Task description:
Select and reproduce each line of the listing below that bears the string "单词拼写错误".

(Collected data)
--

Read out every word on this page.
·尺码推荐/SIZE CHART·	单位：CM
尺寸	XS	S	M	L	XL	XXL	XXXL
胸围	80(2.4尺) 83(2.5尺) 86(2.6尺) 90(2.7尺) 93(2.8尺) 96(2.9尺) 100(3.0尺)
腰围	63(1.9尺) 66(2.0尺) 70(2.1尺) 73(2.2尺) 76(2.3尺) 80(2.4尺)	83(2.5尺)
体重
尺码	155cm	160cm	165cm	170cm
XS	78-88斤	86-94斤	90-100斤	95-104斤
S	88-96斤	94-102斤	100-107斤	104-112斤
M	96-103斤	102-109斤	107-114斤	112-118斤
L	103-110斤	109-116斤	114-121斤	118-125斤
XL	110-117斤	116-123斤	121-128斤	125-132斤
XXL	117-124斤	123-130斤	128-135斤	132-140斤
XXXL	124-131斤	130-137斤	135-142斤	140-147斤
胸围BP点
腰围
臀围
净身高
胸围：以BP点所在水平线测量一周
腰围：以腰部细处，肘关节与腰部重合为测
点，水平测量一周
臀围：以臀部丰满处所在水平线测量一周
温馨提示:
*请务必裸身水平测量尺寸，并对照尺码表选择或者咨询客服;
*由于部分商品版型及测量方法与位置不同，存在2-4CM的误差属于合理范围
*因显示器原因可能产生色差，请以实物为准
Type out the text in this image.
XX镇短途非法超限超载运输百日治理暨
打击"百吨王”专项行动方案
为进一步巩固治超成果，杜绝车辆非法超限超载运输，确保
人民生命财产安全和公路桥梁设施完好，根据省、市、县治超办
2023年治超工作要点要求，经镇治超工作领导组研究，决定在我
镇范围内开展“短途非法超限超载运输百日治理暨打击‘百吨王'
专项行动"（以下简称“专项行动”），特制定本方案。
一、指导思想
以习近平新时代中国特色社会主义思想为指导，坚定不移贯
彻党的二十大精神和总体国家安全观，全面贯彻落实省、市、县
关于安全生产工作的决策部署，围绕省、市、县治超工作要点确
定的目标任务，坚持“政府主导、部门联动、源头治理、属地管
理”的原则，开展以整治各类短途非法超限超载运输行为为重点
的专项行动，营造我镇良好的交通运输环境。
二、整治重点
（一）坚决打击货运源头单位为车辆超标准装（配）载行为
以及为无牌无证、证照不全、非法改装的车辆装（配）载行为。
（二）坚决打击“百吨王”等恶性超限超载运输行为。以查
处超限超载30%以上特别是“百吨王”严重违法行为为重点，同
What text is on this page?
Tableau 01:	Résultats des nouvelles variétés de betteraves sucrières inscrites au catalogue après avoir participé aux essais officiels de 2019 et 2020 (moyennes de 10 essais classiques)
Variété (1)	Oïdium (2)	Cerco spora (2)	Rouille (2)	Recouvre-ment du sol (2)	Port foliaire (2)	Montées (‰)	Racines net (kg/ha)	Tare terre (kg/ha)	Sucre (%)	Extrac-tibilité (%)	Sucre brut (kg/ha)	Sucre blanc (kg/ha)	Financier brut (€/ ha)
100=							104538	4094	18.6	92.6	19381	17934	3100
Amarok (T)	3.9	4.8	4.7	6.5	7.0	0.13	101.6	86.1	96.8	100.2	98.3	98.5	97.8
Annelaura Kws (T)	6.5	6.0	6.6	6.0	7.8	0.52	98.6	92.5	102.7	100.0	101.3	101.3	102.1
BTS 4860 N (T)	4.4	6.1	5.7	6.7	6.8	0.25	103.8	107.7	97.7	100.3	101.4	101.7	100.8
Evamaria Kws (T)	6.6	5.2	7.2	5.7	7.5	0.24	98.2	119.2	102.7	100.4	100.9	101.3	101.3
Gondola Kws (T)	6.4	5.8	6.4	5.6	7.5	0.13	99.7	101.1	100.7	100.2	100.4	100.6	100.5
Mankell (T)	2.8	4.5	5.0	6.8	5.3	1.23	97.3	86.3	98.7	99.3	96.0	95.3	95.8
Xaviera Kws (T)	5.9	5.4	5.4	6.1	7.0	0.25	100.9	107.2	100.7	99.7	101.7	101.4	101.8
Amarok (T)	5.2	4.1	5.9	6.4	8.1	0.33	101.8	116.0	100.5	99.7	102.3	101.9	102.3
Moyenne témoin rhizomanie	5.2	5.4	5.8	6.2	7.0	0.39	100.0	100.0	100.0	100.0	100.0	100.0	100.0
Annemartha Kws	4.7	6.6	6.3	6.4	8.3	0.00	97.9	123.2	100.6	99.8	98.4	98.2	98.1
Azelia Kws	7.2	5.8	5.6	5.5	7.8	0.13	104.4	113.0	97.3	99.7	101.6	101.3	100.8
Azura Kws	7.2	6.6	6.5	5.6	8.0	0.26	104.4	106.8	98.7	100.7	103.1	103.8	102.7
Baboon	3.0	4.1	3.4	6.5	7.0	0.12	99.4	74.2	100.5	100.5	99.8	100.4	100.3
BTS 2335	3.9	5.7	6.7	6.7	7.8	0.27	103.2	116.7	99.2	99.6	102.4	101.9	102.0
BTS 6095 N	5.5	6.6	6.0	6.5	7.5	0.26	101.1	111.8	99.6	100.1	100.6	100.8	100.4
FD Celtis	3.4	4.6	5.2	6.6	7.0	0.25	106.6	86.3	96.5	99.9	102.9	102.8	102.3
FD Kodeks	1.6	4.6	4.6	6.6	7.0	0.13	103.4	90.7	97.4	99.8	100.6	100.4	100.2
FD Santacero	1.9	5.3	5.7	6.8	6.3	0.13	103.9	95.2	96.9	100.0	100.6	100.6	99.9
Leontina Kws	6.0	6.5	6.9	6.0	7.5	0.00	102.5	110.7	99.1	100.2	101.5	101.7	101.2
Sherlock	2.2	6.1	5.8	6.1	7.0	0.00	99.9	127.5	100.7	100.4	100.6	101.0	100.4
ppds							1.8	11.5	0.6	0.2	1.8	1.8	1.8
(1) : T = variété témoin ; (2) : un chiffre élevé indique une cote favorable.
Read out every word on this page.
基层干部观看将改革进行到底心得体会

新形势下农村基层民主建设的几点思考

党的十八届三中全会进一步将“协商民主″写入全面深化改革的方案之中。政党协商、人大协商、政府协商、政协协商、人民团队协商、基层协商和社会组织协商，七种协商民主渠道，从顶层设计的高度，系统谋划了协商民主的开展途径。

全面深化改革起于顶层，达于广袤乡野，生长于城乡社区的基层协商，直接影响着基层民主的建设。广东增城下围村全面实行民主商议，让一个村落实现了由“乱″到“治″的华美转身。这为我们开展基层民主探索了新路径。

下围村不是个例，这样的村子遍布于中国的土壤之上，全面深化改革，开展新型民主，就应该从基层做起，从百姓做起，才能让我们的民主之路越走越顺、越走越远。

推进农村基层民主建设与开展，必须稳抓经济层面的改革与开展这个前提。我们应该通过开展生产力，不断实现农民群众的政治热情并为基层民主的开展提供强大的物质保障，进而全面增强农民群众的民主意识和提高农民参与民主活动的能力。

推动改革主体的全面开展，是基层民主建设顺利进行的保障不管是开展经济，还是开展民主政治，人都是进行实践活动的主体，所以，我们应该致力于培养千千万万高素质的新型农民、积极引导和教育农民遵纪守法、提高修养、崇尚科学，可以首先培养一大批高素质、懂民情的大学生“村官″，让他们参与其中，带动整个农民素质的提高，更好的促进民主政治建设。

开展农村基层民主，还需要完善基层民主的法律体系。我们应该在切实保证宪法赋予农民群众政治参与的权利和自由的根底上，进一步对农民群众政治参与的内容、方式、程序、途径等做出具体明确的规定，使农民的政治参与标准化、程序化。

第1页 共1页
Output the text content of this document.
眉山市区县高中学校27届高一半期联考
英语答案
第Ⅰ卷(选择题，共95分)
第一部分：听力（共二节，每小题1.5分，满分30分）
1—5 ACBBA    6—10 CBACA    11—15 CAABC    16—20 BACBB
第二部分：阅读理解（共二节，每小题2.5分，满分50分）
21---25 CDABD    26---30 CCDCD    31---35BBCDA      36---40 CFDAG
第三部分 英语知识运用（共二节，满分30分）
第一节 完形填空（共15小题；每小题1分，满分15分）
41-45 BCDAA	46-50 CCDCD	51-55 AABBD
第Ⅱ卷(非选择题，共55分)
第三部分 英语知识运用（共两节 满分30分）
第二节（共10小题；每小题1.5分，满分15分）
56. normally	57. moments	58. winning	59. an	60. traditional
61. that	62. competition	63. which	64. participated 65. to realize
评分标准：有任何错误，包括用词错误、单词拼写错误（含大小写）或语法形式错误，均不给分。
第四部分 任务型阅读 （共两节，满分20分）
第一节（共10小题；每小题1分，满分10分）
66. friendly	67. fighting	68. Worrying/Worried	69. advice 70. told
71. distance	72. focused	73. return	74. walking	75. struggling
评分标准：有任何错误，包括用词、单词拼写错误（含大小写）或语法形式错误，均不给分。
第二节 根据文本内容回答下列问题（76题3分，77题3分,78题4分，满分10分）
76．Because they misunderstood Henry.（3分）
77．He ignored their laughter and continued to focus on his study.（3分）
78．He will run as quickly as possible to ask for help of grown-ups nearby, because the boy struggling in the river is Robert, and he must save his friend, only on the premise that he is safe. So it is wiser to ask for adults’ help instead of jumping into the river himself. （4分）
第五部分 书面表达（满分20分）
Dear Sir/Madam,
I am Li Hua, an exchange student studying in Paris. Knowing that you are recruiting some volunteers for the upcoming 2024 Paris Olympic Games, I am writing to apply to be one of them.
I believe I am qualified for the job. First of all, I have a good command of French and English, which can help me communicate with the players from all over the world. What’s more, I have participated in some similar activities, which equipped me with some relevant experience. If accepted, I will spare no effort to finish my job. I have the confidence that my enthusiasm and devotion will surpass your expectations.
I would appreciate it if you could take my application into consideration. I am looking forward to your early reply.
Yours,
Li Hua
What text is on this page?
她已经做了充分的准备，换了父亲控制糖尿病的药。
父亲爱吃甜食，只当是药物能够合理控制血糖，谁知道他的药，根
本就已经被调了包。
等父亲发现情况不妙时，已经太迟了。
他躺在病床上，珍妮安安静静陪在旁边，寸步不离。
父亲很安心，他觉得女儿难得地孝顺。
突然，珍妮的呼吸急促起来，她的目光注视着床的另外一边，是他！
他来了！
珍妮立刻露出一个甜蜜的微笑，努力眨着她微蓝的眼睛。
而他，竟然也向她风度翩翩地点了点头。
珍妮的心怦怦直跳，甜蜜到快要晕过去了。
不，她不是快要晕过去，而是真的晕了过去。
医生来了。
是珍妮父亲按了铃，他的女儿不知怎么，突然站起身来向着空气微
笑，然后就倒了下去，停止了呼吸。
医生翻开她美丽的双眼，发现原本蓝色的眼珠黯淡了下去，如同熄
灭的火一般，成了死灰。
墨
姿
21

--

Solution to the problem:
评分标准：有任何错误，包括用词错误、单词拼写错误（含大小写）或语法形式错误，均不给分。
评分标准：有任何错误，包括用词、单词拼写错误（含大小写）或语法形式错误，均不给分。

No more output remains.